WHAT TO PRODUCE
Repeat the records below exactly, leaving out any pictures.

===============

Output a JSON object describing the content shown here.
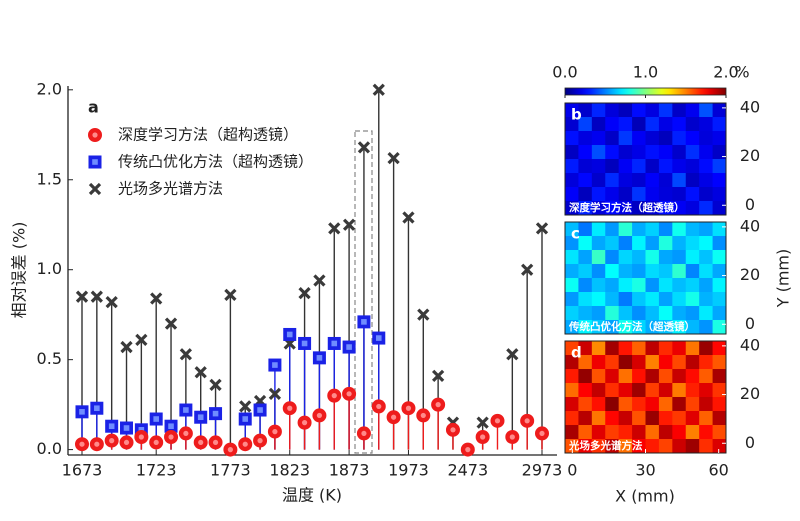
{
  "chart_data": [
    {
      "type": "stem",
      "panel_label": "a",
      "xlabel": "温度 (K)",
      "ylabel": "相对误差 (%)",
      "categories": [
        "1673",
        null,
        null,
        null,
        null,
        "1723",
        null,
        null,
        null,
        null,
        "1773",
        null,
        null,
        null,
        "1823",
        null,
        null,
        null,
        "1873",
        null,
        null,
        null,
        "1973",
        null,
        null,
        null,
        "2473",
        null,
        null,
        null,
        null,
        "2973"
      ],
      "ylim": [
        -0.03,
        2.01
      ],
      "yticks": [
        {
          "value": 0,
          "label": "0.0"
        },
        {
          "value": 0.5,
          "label": "0.5"
        },
        {
          "value": 1,
          "label": "1.0"
        },
        {
          "value": 1.5,
          "label": "1.5"
        },
        {
          "value": 2,
          "label": "2.0"
        }
      ],
      "series": [
        {
          "name": "光场多光谱方法",
          "color": "#3a3a3a",
          "marker": "x",
          "values": [
            0.85,
            0.85,
            0.82,
            0.57,
            0.61,
            0.84,
            0.7,
            0.53,
            0.43,
            0.36,
            0.86,
            0.24,
            0.27,
            0.31,
            0.59,
            0.87,
            0.94,
            1.23,
            1.25,
            1.68,
            2.0,
            1.62,
            1.29,
            0.75,
            0.41,
            0.15,
            null,
            0.15,
            null,
            0.53,
            1.0,
            1.23
          ]
        },
        {
          "name": "传统凸优化方法（超构透镜）",
          "color": "#1a22e6",
          "marker": "square",
          "values": [
            0.21,
            0.23,
            0.13,
            0.12,
            0.11,
            0.17,
            0.13,
            0.22,
            0.18,
            0.2,
            null,
            0.17,
            0.22,
            0.47,
            0.64,
            0.59,
            0.51,
            0.59,
            0.57,
            0.71,
            0.62,
            null,
            null,
            null,
            null,
            null,
            null,
            null,
            null,
            null,
            null,
            null
          ]
        },
        {
          "name": "深度学习方法（超构透镜）",
          "color": "#ee1c1c",
          "marker": "circle",
          "values": [
            0.03,
            0.03,
            0.05,
            0.04,
            0.07,
            0.04,
            0.07,
            0.09,
            0.04,
            0.04,
            0.0,
            0.03,
            0.05,
            0.1,
            0.23,
            0.15,
            0.19,
            0.3,
            0.31,
            0.09,
            0.24,
            0.18,
            0.23,
            0.19,
            0.25,
            0.11,
            0.0,
            0.07,
            0.16,
            0.07,
            0.16,
            0.09
          ]
        }
      ]
    },
    {
      "type": "heatmap",
      "xlabel": "X (mm)",
      "ylabel": "Y (mm)",
      "xlim": [
        -3,
        63
      ],
      "ylim": [
        -4,
        42
      ],
      "xticks": [
        0,
        30,
        60
      ],
      "yticks": [
        0,
        20,
        40
      ],
      "colorbar": {
        "lim": [
          0,
          2
        ],
        "ticks": [
          {
            "value": 0,
            "label": "0.0"
          },
          {
            "value": 1,
            "label": "1.0"
          },
          {
            "value": 2,
            "label": "2.0"
          }
        ],
        "unit": "%"
      },
      "panels": [
        {
          "label": "b",
          "caption": "深度学习方法（超透镜）",
          "values": [
            [
              0.21,
              0.15,
              0.32,
              0.18,
              0.12,
              0.27,
              0.19,
              0.35,
              0.14,
              0.22,
              0.41,
              0.17
            ],
            [
              0.16,
              0.38,
              0.13,
              0.24,
              0.29,
              0.11,
              0.33,
              0.2,
              0.26,
              0.15,
              0.19,
              0.3
            ],
            [
              0.28,
              0.19,
              0.22,
              0.14,
              0.36,
              0.23,
              0.17,
              0.12,
              0.31,
              0.25,
              0.18,
              0.21
            ],
            [
              0.13,
              0.25,
              0.4,
              0.27,
              0.16,
              0.2,
              0.28,
              0.24,
              0.15,
              0.34,
              0.22,
              0.14
            ],
            [
              0.3,
              0.17,
              0.19,
              0.12,
              0.23,
              0.32,
              0.14,
              0.29,
              0.21,
              0.18,
              0.27,
              0.37
            ],
            [
              0.18,
              0.26,
              0.15,
              0.33,
              0.19,
              0.16,
              0.24,
              0.17,
              0.39,
              0.13,
              0.2,
              0.25
            ],
            [
              0.24,
              0.12,
              0.29,
              0.21,
              0.14,
              0.35,
              0.22,
              0.18,
              0.16,
              0.28,
              0.15,
              0.19
            ],
            [
              0.15,
              0.31,
              0.18,
              0.26,
              0.2,
              0.13,
              0.17,
              0.27,
              0.23,
              0.19,
              0.33,
              0.16
            ]
          ]
        },
        {
          "label": "c",
          "caption": "传统凸优化方法（超透镜）",
          "values": [
            [
              0.62,
              0.48,
              0.71,
              0.55,
              0.83,
              0.59,
              0.66,
              0.52,
              0.78,
              0.61,
              0.57,
              0.69
            ],
            [
              0.54,
              0.76,
              0.58,
              0.64,
              0.5,
              0.73,
              0.56,
              0.81,
              0.6,
              0.68,
              0.74,
              0.53
            ],
            [
              0.7,
              0.57,
              0.86,
              0.52,
              0.67,
              0.61,
              0.79,
              0.58,
              0.55,
              0.72,
              0.63,
              0.77
            ],
            [
              0.59,
              0.65,
              0.53,
              0.75,
              0.6,
              0.56,
              0.68,
              0.64,
              0.84,
              0.51,
              0.69,
              0.58
            ],
            [
              0.77,
              0.52,
              0.63,
              0.58,
              0.72,
              0.8,
              0.54,
              0.7,
              0.62,
              0.66,
              0.57,
              0.73
            ],
            [
              0.55,
              0.69,
              0.74,
              0.61,
              0.49,
              0.64,
              0.71,
              0.57,
              0.68,
              0.79,
              0.6,
              0.65
            ],
            [
              0.66,
              0.6,
              0.56,
              0.82,
              0.63,
              0.53,
              0.62,
              0.76,
              0.59,
              0.55,
              0.71,
              0.58
            ],
            [
              0.58,
              0.73,
              0.64,
              0.57,
              0.78,
              0.67,
              0.59,
              0.63,
              0.72,
              0.61,
              0.54,
              0.8
            ]
          ]
        },
        {
          "label": "d",
          "caption": "光场多光谱方法",
          "values": [
            [
              1.62,
              1.85,
              1.48,
              1.93,
              1.71,
              1.56,
              1.88,
              1.67,
              1.79,
              1.52,
              1.95,
              1.74
            ],
            [
              1.9,
              1.55,
              1.78,
              1.64,
              1.97,
              1.83,
              1.5,
              1.76,
              1.61,
              1.89,
              1.68,
              1.58
            ],
            [
              1.7,
              1.96,
              1.59,
              1.82,
              1.53,
              1.72,
              1.91,
              1.6,
              1.86,
              1.73,
              1.57,
              1.92
            ],
            [
              1.54,
              1.75,
              1.87,
              1.66,
              1.8,
              1.94,
              1.63,
              1.84,
              1.51,
              1.69,
              1.81,
              1.65
            ],
            [
              1.83,
              1.61,
              1.72,
              1.98,
              1.58,
              1.68,
              1.77,
              1.55,
              1.93,
              1.62,
              1.87,
              1.71
            ],
            [
              1.67,
              1.89,
              1.52,
              1.74,
              1.86,
              1.59,
              1.95,
              1.7,
              1.64,
              1.81,
              1.56,
              1.9
            ],
            [
              1.92,
              1.57,
              1.81,
              1.63,
              1.69,
              1.85,
              1.54,
              1.88,
              1.76,
              1.5,
              1.73,
              1.6
            ],
            [
              1.59,
              1.78,
              1.66,
              1.88,
              1.53,
              1.76,
              1.7,
              1.62,
              1.85,
              1.94,
              1.66,
              1.82
            ]
          ]
        }
      ]
    }
  ]
}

===============

SOLVED PROBLEM
Output a JSON object describing the content shown here.
{
  "chart_data": [
    {
      "type": "stem",
      "panel_label": "a",
      "xlabel": "温度 (K)",
      "ylabel": "相对误差 (%)",
      "categories": [
        "1673",
        null,
        null,
        null,
        null,
        "1723",
        null,
        null,
        null,
        null,
        "1773",
        null,
        null,
        null,
        "1823",
        null,
        null,
        null,
        "1873",
        null,
        null,
        null,
        "1973",
        null,
        null,
        null,
        "2473",
        null,
        null,
        null,
        null,
        "2973"
      ],
      "ylim": [
        -0.03,
        2.01
      ],
      "yticks": [
        {
          "value": 0,
          "label": "0.0"
        },
        {
          "value": 0.5,
          "label": "0.5"
        },
        {
          "value": 1,
          "label": "1.0"
        },
        {
          "value": 1.5,
          "label": "1.5"
        },
        {
          "value": 2,
          "label": "2.0"
        }
      ],
      "series": [
        {
          "name": "光场多光谱方法",
          "color": "#3a3a3a",
          "marker": "x",
          "values": [
            0.85,
            0.85,
            0.82,
            0.57,
            0.61,
            0.84,
            0.7,
            0.53,
            0.43,
            0.36,
            0.86,
            0.24,
            0.27,
            0.31,
            0.59,
            0.87,
            0.94,
            1.23,
            1.25,
            1.68,
            2.0,
            1.62,
            1.29,
            0.75,
            0.41,
            0.15,
            null,
            0.15,
            null,
            0.53,
            1.0,
            1.23
          ]
        },
        {
          "name": "传统凸优化方法（超构透镜）",
          "color": "#1a22e6",
          "marker": "square",
          "values": [
            0.21,
            0.23,
            0.13,
            0.12,
            0.11,
            0.17,
            0.13,
            0.22,
            0.18,
            0.2,
            null,
            0.17,
            0.22,
            0.47,
            0.64,
            0.59,
            0.51,
            0.59,
            0.57,
            0.71,
            0.62,
            null,
            null,
            null,
            null,
            null,
            null,
            null,
            null,
            null,
            null,
            null
          ]
        },
        {
          "name": "深度学习方法（超构透镜）",
          "color": "#ee1c1c",
          "marker": "circle",
          "values": [
            0.03,
            0.03,
            0.05,
            0.04,
            0.07,
            0.04,
            0.07,
            0.09,
            0.04,
            0.04,
            0.0,
            0.03,
            0.05,
            0.1,
            0.23,
            0.15,
            0.19,
            0.3,
            0.31,
            0.09,
            0.24,
            0.18,
            0.23,
            0.19,
            0.25,
            0.11,
            0.0,
            0.07,
            0.16,
            0.07,
            0.16,
            0.09
          ]
        }
      ]
    },
    {
      "type": "heatmap",
      "xlabel": "X (mm)",
      "ylabel": "Y (mm)",
      "xlim": [
        -3,
        63
      ],
      "ylim": [
        -4,
        42
      ],
      "xticks": [
        0,
        30,
        60
      ],
      "yticks": [
        0,
        20,
        40
      ],
      "colorbar": {
        "lim": [
          0,
          2
        ],
        "ticks": [
          {
            "value": 0,
            "label": "0.0"
          },
          {
            "value": 1,
            "label": "1.0"
          },
          {
            "value": 2,
            "label": "2.0"
          }
        ],
        "unit": "%"
      },
      "panels": [
        {
          "label": "b",
          "caption": "深度学习方法（超透镜）",
          "values": [
            [
              0.21,
              0.15,
              0.32,
              0.18,
              0.12,
              0.27,
              0.19,
              0.35,
              0.14,
              0.22,
              0.41,
              0.17
            ],
            [
              0.16,
              0.38,
              0.13,
              0.24,
              0.29,
              0.11,
              0.33,
              0.2,
              0.26,
              0.15,
              0.19,
              0.3
            ],
            [
              0.28,
              0.19,
              0.22,
              0.14,
              0.36,
              0.23,
              0.17,
              0.12,
              0.31,
              0.25,
              0.18,
              0.21
            ],
            [
              0.13,
              0.25,
              0.4,
              0.27,
              0.16,
              0.2,
              0.28,
              0.24,
              0.15,
              0.34,
              0.22,
              0.14
            ],
            [
              0.3,
              0.17,
              0.19,
              0.12,
              0.23,
              0.32,
              0.14,
              0.29,
              0.21,
              0.18,
              0.27,
              0.37
            ],
            [
              0.18,
              0.26,
              0.15,
              0.33,
              0.19,
              0.16,
              0.24,
              0.17,
              0.39,
              0.13,
              0.2,
              0.25
            ],
            [
              0.24,
              0.12,
              0.29,
              0.21,
              0.14,
              0.35,
              0.22,
              0.18,
              0.16,
              0.28,
              0.15,
              0.19
            ],
            [
              0.15,
              0.31,
              0.18,
              0.26,
              0.2,
              0.13,
              0.17,
              0.27,
              0.23,
              0.19,
              0.33,
              0.16
            ]
          ]
        },
        {
          "label": "c",
          "caption": "传统凸优化方法（超透镜）",
          "values": [
            [
              0.62,
              0.48,
              0.71,
              0.55,
              0.83,
              0.59,
              0.66,
              0.52,
              0.78,
              0.61,
              0.57,
              0.69
            ],
            [
              0.54,
              0.76,
              0.58,
              0.64,
              0.5,
              0.73,
              0.56,
              0.81,
              0.6,
              0.68,
              0.74,
              0.53
            ],
            [
              0.7,
              0.57,
              0.86,
              0.52,
              0.67,
              0.61,
              0.79,
              0.58,
              0.55,
              0.72,
              0.63,
              0.77
            ],
            [
              0.59,
              0.65,
              0.53,
              0.75,
              0.6,
              0.56,
              0.68,
              0.64,
              0.84,
              0.51,
              0.69,
              0.58
            ],
            [
              0.77,
              0.52,
              0.63,
              0.58,
              0.72,
              0.8,
              0.54,
              0.7,
              0.62,
              0.66,
              0.57,
              0.73
            ],
            [
              0.55,
              0.69,
              0.74,
              0.61,
              0.49,
              0.64,
              0.71,
              0.57,
              0.68,
              0.79,
              0.6,
              0.65
            ],
            [
              0.66,
              0.6,
              0.56,
              0.82,
              0.63,
              0.53,
              0.62,
              0.76,
              0.59,
              0.55,
              0.71,
              0.58
            ],
            [
              0.58,
              0.73,
              0.64,
              0.57,
              0.78,
              0.67,
              0.59,
              0.63,
              0.72,
              0.61,
              0.54,
              0.8
            ]
          ]
        },
        {
          "label": "d",
          "caption": "光场多光谱方法",
          "values": [
            [
              1.62,
              1.85,
              1.48,
              1.93,
              1.71,
              1.56,
              1.88,
              1.67,
              1.79,
              1.52,
              1.95,
              1.74
            ],
            [
              1.9,
              1.55,
              1.78,
              1.64,
              1.97,
              1.83,
              1.5,
              1.76,
              1.61,
              1.89,
              1.68,
              1.58
            ],
            [
              1.7,
              1.96,
              1.59,
              1.82,
              1.53,
              1.72,
              1.91,
              1.6,
              1.86,
              1.73,
              1.57,
              1.92
            ],
            [
              1.54,
              1.75,
              1.87,
              1.66,
              1.8,
              1.94,
              1.63,
              1.84,
              1.51,
              1.69,
              1.81,
              1.65
            ],
            [
              1.83,
              1.61,
              1.72,
              1.98,
              1.58,
              1.68,
              1.77,
              1.55,
              1.93,
              1.62,
              1.87,
              1.71
            ],
            [
              1.67,
              1.89,
              1.52,
              1.74,
              1.86,
              1.59,
              1.95,
              1.7,
              1.64,
              1.81,
              1.56,
              1.9
            ],
            [
              1.92,
              1.57,
              1.81,
              1.63,
              1.69,
              1.85,
              1.54,
              1.88,
              1.76,
              1.5,
              1.73,
              1.6
            ],
            [
              1.59,
              1.78,
              1.66,
              1.88,
              1.53,
              1.76,
              1.7,
              1.62,
              1.85,
              1.94,
              1.66,
              1.82
            ]
          ]
        }
      ]
    }
  ]
}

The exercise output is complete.